_CHALLENGE_:
From the listing below, pick out each line with the word "ellipsis".

_EXERCISE DATA_:

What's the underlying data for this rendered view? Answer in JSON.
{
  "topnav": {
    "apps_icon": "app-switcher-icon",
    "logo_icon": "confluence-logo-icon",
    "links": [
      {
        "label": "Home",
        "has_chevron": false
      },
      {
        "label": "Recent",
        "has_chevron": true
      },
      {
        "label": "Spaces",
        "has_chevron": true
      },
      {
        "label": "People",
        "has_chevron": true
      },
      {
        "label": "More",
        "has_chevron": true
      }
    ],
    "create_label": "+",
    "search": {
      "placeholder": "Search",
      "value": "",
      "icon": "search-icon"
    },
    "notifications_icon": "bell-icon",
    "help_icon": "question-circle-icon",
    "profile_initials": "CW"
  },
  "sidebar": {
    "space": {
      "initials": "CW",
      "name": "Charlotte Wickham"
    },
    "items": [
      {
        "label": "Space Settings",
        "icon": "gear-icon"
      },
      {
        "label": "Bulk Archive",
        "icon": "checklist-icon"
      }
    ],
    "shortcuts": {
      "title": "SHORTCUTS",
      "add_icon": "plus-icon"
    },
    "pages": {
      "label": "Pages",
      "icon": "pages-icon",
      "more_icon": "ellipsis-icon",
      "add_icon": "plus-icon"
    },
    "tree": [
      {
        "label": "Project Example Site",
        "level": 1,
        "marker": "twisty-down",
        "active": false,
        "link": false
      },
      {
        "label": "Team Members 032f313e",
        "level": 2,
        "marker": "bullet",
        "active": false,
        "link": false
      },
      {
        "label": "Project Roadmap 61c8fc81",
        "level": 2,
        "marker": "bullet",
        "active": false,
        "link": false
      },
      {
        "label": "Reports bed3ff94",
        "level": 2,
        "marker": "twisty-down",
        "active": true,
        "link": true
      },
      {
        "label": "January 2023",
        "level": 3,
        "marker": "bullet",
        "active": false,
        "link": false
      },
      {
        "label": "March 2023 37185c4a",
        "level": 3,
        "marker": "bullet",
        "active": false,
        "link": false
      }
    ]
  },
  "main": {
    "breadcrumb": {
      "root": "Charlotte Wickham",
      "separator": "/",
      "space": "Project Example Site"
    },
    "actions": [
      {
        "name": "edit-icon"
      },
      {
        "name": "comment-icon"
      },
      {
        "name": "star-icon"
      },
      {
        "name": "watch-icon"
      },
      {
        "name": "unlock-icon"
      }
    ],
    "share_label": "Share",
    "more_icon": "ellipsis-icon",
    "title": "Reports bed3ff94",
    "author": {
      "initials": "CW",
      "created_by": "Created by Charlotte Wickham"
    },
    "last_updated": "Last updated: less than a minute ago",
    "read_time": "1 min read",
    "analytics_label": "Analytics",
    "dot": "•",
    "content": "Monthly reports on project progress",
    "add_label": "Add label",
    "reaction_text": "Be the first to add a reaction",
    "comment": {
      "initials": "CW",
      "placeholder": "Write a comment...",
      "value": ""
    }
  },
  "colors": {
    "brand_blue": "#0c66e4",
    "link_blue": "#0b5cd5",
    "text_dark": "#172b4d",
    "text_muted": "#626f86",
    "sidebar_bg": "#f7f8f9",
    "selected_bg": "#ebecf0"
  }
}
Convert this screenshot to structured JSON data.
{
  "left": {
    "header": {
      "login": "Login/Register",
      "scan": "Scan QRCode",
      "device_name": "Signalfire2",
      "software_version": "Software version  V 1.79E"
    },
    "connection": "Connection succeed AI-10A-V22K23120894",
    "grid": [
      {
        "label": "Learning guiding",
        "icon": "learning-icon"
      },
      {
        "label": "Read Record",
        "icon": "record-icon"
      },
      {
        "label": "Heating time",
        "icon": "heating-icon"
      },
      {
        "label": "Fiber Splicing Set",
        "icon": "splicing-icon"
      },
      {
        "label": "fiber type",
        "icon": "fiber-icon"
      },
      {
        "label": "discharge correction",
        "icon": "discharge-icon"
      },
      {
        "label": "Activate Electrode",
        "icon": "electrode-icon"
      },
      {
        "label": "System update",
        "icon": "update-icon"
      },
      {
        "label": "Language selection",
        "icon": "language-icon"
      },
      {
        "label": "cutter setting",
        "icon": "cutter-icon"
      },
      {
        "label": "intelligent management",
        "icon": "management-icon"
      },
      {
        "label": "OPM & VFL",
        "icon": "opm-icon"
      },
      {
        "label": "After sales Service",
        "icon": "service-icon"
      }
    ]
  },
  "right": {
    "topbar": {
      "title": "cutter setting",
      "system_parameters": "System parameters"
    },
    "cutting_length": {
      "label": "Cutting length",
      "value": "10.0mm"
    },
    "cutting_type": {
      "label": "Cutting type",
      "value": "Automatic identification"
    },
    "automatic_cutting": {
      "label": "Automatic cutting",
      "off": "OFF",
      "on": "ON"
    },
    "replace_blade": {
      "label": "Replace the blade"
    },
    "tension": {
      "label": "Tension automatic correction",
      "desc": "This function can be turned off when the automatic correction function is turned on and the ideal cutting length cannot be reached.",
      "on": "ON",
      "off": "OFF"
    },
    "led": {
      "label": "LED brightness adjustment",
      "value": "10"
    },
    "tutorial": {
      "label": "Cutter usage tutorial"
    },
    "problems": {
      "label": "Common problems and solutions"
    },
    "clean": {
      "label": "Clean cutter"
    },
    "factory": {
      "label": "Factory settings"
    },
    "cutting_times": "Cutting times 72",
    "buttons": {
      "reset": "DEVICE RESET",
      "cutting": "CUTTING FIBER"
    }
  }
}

_THE COMPLETED TASK_:
      "more_icon": "ellipsis-icon",
    "more_icon": "ellipsis-icon",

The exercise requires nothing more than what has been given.